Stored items

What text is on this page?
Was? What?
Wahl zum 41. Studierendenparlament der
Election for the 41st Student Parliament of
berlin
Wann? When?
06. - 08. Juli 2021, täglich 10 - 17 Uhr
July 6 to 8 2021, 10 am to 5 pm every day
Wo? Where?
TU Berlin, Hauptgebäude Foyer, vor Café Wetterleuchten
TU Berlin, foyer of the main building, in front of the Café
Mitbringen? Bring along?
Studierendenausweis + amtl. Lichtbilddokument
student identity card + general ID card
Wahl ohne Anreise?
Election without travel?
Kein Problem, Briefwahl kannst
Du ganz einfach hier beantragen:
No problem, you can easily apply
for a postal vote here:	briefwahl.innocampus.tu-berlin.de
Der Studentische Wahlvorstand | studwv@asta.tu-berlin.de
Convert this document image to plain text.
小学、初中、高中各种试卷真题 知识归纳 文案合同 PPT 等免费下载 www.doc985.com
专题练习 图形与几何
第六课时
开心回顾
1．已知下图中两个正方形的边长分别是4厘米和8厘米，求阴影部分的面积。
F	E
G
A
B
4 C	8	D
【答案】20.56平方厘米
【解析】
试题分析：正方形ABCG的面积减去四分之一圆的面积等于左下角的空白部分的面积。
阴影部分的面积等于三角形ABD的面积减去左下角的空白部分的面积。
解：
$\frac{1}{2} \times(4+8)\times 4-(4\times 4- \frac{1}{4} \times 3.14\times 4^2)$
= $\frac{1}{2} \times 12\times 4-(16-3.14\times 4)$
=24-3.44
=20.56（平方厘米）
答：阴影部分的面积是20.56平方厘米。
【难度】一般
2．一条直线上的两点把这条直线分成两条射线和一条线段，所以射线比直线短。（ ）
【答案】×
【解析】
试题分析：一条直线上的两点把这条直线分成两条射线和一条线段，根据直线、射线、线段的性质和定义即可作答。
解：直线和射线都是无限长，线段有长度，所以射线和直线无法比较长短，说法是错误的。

**Task goal:**
The records above must be output exactly, in full.

**Answer to this problem:**
What text is on this page?
Was? What?
Wahl zum 41. Studierendenparlament der
Election for the 41st Student Parliament of
berlin
Wann? When?
06. - 08. Juli 2021, täglich 10 - 17 Uhr
July 6 to 8 2021, 10 am to 5 pm every day
Wo? Where?
TU Berlin, Hauptgebäude Foyer, vor Café Wetterleuchten
TU Berlin, foyer of the main building, in front of the Café
Mitbringen? Bring along?
Studierendenausweis + amtl. Lichtbilddokument
student identity card + general ID card
Wahl ohne Anreise?
Election without travel?
Kein Problem, Briefwahl kannst
Du ganz einfach hier beantragen:
No problem, you can easily apply
for a postal vote here:	briefwahl.innocampus.tu-berlin.de
Der Studentische Wahlvorstand | studwv@asta.tu-berlin.de
Convert this document image to plain text.
小学、初中、高中各种试卷真题 知识归纳 文案合同 PPT 等免费下载 www.doc985.com
专题练习 图形与几何
第六课时
开心回顾
1．已知下图中两个正方形的边长分别是4厘米和8厘米，求阴影部分的面积。
F	E
G
A
B
4 C	8	D
【答案】20.56平方厘米
【解析】
试题分析：正方形ABCG的面积减去四分之一圆的面积等于左下角的空白部分的面积。
阴影部分的面积等于三角形ABD的面积减去左下角的空白部分的面积。
解：
$\frac{1}{2} \times(4+8)\times 4-(4\times 4- \frac{1}{4} \times 3.14\times 4^2)$
= $\frac{1}{2} \times 12\times 4-(16-3.14\times 4)$
=24-3.44
=20.56（平方厘米）
答：阴影部分的面积是20.56平方厘米。
【难度】一般
2．一条直线上的两点把这条直线分成两条射线和一条线段，所以射线比直线短。（ ）
【答案】×
【解析】
试题分析：一条直线上的两点把这条直线分成两条射线和一条线段，根据直线、射线、线段的性质和定义即可作答。
解：直线和射线都是无限长，线段有长度，所以射线和直线无法比较长短，说法是错误的。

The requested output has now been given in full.